**WRITTEN REQUEST:**
Retype every entry exactly, character for character.

Extracted data entries:
################

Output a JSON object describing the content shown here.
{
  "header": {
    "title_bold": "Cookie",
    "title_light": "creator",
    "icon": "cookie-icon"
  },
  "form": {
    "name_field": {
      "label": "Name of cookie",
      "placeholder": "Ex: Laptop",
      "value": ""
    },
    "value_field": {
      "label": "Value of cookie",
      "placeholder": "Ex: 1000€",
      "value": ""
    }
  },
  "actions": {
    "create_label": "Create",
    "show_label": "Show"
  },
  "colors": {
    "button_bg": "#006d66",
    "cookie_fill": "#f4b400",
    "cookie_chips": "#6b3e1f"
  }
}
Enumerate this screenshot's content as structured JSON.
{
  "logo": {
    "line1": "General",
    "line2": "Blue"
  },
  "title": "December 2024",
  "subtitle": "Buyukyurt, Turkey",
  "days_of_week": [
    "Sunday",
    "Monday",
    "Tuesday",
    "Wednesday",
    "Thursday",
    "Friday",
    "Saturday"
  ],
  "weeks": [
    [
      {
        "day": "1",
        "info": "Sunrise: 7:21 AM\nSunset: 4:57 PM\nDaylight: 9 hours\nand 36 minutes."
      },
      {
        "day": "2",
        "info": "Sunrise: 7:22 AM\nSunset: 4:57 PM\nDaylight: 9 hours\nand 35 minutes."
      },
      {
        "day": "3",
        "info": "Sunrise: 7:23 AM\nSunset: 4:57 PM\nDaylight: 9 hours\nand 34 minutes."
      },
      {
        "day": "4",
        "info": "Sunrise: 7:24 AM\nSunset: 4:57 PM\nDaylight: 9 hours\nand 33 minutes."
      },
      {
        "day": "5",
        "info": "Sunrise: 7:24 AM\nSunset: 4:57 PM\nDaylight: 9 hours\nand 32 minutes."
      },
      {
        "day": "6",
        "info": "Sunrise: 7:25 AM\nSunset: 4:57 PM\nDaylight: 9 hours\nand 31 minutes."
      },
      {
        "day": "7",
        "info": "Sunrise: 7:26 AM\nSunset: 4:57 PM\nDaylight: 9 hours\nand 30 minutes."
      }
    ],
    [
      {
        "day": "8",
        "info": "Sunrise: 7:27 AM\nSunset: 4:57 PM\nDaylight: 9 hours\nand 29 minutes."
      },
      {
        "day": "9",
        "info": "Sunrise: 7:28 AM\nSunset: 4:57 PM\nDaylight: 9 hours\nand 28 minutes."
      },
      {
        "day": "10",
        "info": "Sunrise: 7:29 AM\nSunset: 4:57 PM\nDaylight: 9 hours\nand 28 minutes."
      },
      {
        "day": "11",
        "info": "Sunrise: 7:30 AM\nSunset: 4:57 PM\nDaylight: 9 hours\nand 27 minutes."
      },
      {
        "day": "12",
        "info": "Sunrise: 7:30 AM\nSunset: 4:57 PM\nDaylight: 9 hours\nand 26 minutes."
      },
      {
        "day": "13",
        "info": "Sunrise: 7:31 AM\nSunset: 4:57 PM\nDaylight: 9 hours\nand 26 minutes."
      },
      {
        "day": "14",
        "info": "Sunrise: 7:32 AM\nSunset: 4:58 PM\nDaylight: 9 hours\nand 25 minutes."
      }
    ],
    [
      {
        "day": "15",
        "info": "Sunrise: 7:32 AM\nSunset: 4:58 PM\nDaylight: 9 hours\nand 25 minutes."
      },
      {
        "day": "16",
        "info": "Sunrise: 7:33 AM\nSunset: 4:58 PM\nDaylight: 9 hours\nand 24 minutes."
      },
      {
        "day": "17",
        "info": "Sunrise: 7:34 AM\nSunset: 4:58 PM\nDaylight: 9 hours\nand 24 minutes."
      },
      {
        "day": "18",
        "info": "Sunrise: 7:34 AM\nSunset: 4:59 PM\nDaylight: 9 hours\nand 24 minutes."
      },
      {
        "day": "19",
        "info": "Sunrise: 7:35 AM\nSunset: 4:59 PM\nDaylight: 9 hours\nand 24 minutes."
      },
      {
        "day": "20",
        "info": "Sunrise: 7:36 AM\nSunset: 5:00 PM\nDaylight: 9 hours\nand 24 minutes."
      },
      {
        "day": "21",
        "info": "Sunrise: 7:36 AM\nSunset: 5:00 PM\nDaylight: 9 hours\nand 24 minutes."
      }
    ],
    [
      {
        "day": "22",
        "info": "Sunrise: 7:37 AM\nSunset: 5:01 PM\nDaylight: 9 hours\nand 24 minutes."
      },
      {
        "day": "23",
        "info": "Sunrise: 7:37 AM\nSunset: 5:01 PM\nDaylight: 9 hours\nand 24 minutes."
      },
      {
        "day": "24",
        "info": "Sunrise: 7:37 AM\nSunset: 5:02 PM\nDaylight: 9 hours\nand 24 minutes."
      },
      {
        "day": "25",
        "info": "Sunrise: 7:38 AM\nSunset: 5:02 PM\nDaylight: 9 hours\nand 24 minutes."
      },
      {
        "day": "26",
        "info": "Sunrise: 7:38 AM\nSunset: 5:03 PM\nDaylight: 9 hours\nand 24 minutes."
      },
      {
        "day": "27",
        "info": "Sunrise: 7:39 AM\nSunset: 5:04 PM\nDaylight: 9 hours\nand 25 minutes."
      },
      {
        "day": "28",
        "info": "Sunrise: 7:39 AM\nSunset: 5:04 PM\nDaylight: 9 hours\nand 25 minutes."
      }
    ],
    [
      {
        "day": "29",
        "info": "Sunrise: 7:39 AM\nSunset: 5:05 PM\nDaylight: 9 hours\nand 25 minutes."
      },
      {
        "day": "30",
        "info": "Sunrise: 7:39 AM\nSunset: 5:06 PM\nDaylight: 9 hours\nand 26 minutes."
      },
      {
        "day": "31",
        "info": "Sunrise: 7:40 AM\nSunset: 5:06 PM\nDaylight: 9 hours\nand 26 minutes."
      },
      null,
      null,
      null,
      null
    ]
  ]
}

################

**CORRECT RESPONSE:**
Output a JSON object describing the content shown here.
{
  "header": {
    "title_bold": "Cookie",
    "title_light": "creator",
    "icon": "cookie-icon"
  },
  "form": {
    "name_field": {
      "label": "Name of cookie",
      "placeholder": "Ex: Laptop",
      "value": ""
    },
    "value_field": {
      "label": "Value of cookie",
      "placeholder": "Ex: 1000€",
      "value": ""
    }
  },
  "actions": {
    "create_label": "Create",
    "show_label": "Show"
  },
  "colors": {
    "button_bg": "#006d66",
    "cookie_fill": "#f4b400",
    "cookie_chips": "#6b3e1f"
  }
}
Enumerate this screenshot's content as structured JSON.
{
  "logo": {
    "line1": "General",
    "line2": "Blue"
  },
  "title": "December 2024",
  "subtitle": "Buyukyurt, Turkey",
  "days_of_week": [
    "Sunday",
    "Monday",
    "Tuesday",
    "Wednesday",
    "Thursday",
    "Friday",
    "Saturday"
  ],
  "weeks": [
    [
      {
        "day": "1",
        "info": "Sunrise: 7:21 AM\nSunset: 4:57 PM\nDaylight: 9 hours\nand 36 minutes."
      },
      {
        "day": "2",
        "info": "Sunrise: 7:22 AM\nSunset: 4:57 PM\nDaylight: 9 hours\nand 35 minutes."
      },
      {
        "day": "3",
        "info": "Sunrise: 7:23 AM\nSunset: 4:57 PM\nDaylight: 9 hours\nand 34 minutes."
      },
      {
        "day": "4",
        "info": "Sunrise: 7:24 AM\nSunset: 4:57 PM\nDaylight: 9 hours\nand 33 minutes."
      },
      {
        "day": "5",
        "info": "Sunrise: 7:24 AM\nSunset: 4:57 PM\nDaylight: 9 hours\nand 32 minutes."
      },
      {
        "day": "6",
        "info": "Sunrise: 7:25 AM\nSunset: 4:57 PM\nDaylight: 9 hours\nand 31 minutes."
      },
      {
        "day": "7",
        "info": "Sunrise: 7:26 AM\nSunset: 4:57 PM\nDaylight: 9 hours\nand 30 minutes."
      }
    ],
    [
      {
        "day": "8",
        "info": "Sunrise: 7:27 AM\nSunset: 4:57 PM\nDaylight: 9 hours\nand 29 minutes."
      },
      {
        "day": "9",
        "info": "Sunrise: 7:28 AM\nSunset: 4:57 PM\nDaylight: 9 hours\nand 28 minutes."
      },
      {
        "day": "10",
        "info": "Sunrise: 7:29 AM\nSunset: 4:57 PM\nDaylight: 9 hours\nand 28 minutes."
      },
      {
        "day": "11",
        "info": "Sunrise: 7:30 AM\nSunset: 4:57 PM\nDaylight: 9 hours\nand 27 minutes."
      },
      {
        "day": "12",
        "info": "Sunrise: 7:30 AM\nSunset: 4:57 PM\nDaylight: 9 hours\nand 26 minutes."
      },
      {
        "day": "13",
        "info": "Sunrise: 7:31 AM\nSunset: 4:57 PM\nDaylight: 9 hours\nand 26 minutes."
      },
      {
        "day": "14",
        "info": "Sunrise: 7:32 AM\nSunset: 4:58 PM\nDaylight: 9 hours\nand 25 minutes."
      }
    ],
    [
      {
        "day": "15",
        "info": "Sunrise: 7:32 AM\nSunset: 4:58 PM\nDaylight: 9 hours\nand 25 minutes."
      },
      {
        "day": "16",
        "info": "Sunrise: 7:33 AM\nSunset: 4:58 PM\nDaylight: 9 hours\nand 24 minutes."
      },
      {
        "day": "17",
        "info": "Sunrise: 7:34 AM\nSunset: 4:58 PM\nDaylight: 9 hours\nand 24 minutes."
      },
      {
        "day": "18",
        "info": "Sunrise: 7:34 AM\nSunset: 4:59 PM\nDaylight: 9 hours\nand 24 minutes."
      },
      {
        "day": "19",
        "info": "Sunrise: 7:35 AM\nSunset: 4:59 PM\nDaylight: 9 hours\nand 24 minutes."
      },
      {
        "day": "20",
        "info": "Sunrise: 7:36 AM\nSunset: 5:00 PM\nDaylight: 9 hours\nand 24 minutes."
      },
      {
        "day": "21",
        "info": "Sunrise: 7:36 AM\nSunset: 5:00 PM\nDaylight: 9 hours\nand 24 minutes."
      }
    ],
    [
      {
        "day": "22",
        "info": "Sunrise: 7:37 AM\nSunset: 5:01 PM\nDaylight: 9 hours\nand 24 minutes."
      },
      {
        "day": "23",
        "info": "Sunrise: 7:37 AM\nSunset: 5:01 PM\nDaylight: 9 hours\nand 24 minutes."
      },
      {
        "day": "24",
        "info": "Sunrise: 7:37 AM\nSunset: 5:02 PM\nDaylight: 9 hours\nand 24 minutes."
      },
      {
        "day": "25",
        "info": "Sunrise: 7:38 AM\nSunset: 5:02 PM\nDaylight: 9 hours\nand 24 minutes."
      },
      {
        "day": "26",
        "info": "Sunrise: 7:38 AM\nSunset: 5:03 PM\nDaylight: 9 hours\nand 24 minutes."
      },
      {
        "day": "27",
        "info": "Sunrise: 7:39 AM\nSunset: 5:04 PM\nDaylight: 9 hours\nand 25 minutes."
      },
      {
        "day": "28",
        "info": "Sunrise: 7:39 AM\nSunset: 5:04 PM\nDaylight: 9 hours\nand 25 minutes."
      }
    ],
    [
      {
        "day": "29",
        "info": "Sunrise: 7:39 AM\nSunset: 5:05 PM\nDaylight: 9 hours\nand 25 minutes."
      },
      {
        "day": "30",
        "info": "Sunrise: 7:39 AM\nSunset: 5:06 PM\nDaylight: 9 hours\nand 26 minutes."
      },
      {
        "day": "31",
        "info": "Sunrise: 7:40 AM\nSunset: 5:06 PM\nDaylight: 9 hours\nand 26 minutes."
      },
      null,
      null,
      null,
      null
    ]
  ]
}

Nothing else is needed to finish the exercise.